#### Listed entries
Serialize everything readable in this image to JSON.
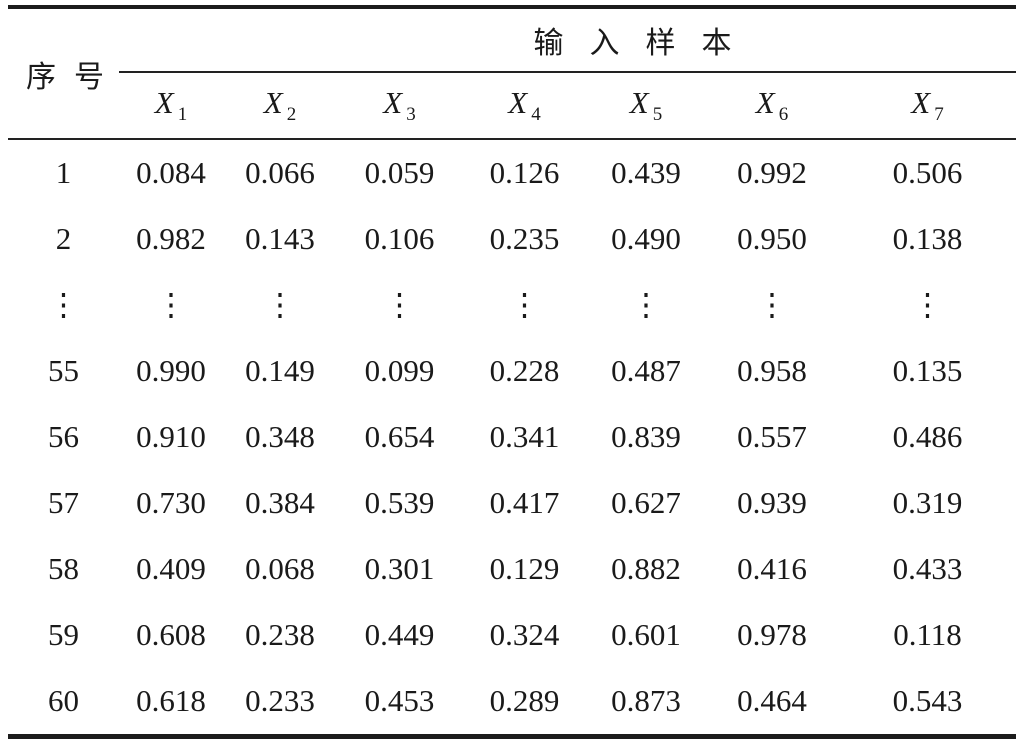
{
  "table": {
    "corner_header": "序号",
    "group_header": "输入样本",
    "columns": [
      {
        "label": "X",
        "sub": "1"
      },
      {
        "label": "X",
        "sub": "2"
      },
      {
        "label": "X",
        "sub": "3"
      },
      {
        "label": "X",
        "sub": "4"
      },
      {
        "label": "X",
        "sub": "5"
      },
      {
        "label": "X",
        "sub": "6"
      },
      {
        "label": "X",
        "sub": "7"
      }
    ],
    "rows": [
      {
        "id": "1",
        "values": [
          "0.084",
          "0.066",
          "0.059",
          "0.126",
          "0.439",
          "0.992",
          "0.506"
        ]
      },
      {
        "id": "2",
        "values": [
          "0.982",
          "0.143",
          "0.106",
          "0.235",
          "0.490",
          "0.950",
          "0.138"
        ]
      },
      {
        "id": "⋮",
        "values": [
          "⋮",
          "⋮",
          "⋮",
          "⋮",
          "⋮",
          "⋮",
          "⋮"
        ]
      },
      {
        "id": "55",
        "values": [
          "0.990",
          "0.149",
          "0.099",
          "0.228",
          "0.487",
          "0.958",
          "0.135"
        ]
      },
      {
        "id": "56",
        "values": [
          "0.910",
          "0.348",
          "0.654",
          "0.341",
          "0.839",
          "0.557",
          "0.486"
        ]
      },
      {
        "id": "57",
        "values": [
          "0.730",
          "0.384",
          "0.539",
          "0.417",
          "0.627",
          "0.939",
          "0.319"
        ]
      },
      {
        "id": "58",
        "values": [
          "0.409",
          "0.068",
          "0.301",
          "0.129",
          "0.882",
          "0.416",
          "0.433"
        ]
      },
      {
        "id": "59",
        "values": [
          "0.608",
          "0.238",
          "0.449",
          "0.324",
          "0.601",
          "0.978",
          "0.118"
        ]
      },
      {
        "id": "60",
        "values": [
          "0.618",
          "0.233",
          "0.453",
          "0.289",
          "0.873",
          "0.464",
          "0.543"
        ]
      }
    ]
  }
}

==

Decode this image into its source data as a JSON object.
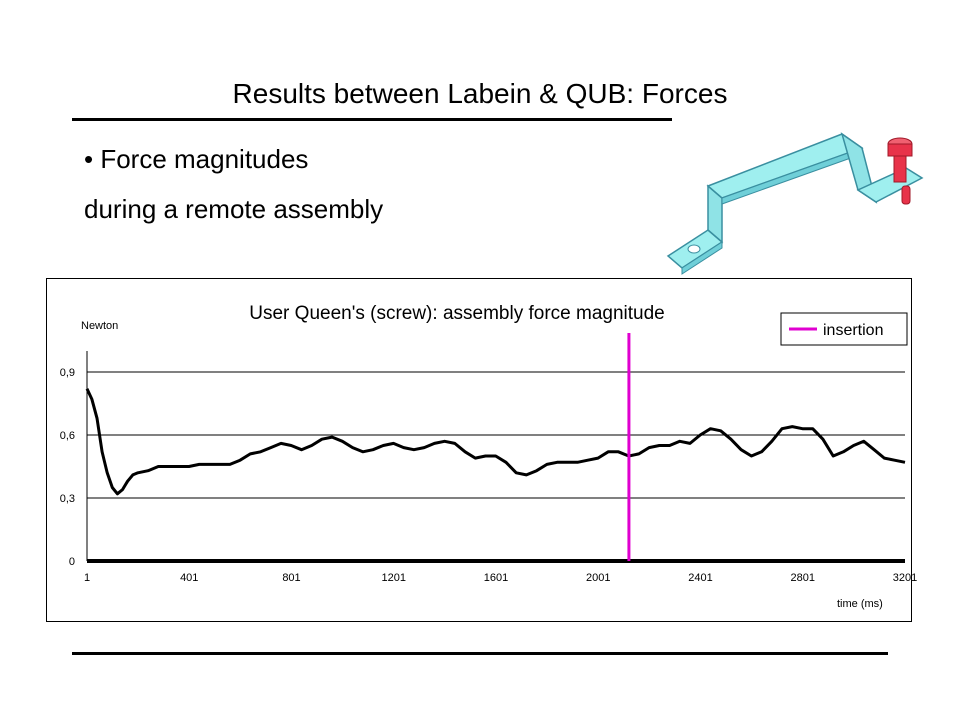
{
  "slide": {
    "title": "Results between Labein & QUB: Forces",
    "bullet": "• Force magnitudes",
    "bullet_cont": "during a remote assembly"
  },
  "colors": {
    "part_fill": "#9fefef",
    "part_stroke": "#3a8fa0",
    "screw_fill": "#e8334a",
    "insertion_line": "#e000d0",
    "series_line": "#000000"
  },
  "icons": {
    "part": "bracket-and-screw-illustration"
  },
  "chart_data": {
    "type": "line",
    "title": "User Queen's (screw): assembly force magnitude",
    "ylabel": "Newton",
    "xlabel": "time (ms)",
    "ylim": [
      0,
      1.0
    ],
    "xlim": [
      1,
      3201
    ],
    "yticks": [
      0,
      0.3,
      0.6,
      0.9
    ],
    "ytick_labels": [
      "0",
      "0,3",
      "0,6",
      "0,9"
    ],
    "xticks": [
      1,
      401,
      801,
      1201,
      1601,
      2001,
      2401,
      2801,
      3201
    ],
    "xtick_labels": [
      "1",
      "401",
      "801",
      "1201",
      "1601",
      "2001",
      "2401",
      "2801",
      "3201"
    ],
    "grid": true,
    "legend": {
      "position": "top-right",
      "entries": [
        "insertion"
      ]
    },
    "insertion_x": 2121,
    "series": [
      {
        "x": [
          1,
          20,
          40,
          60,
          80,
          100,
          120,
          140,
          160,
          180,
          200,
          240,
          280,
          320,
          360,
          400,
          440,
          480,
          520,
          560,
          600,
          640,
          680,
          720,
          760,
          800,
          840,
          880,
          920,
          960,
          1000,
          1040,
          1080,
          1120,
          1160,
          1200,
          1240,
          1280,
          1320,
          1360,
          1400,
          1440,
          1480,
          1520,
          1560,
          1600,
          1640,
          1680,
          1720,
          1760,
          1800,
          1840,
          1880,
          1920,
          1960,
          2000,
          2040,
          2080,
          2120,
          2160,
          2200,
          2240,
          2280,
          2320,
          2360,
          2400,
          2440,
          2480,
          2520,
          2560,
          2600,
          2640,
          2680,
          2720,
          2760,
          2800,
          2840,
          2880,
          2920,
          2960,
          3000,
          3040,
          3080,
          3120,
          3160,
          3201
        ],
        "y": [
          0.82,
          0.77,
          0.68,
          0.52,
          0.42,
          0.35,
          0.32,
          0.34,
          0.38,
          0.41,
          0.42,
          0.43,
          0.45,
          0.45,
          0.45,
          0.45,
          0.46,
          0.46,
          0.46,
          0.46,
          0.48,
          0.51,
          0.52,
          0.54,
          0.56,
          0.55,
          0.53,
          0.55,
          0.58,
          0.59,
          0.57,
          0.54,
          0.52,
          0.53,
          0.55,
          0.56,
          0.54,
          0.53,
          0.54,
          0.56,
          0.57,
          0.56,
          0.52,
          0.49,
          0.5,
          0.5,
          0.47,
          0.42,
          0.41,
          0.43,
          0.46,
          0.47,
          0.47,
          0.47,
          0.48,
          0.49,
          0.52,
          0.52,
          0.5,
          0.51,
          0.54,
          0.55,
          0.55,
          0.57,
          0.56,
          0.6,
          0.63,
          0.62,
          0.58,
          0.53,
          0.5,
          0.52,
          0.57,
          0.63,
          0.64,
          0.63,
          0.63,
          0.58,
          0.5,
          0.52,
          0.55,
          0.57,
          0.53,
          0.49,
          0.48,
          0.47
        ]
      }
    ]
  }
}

#### Short task
List each line holding the string "JSON".

#### Correct output
Serialize everything readable in this image to JSON.
Decode this image into its source data as a JSON object.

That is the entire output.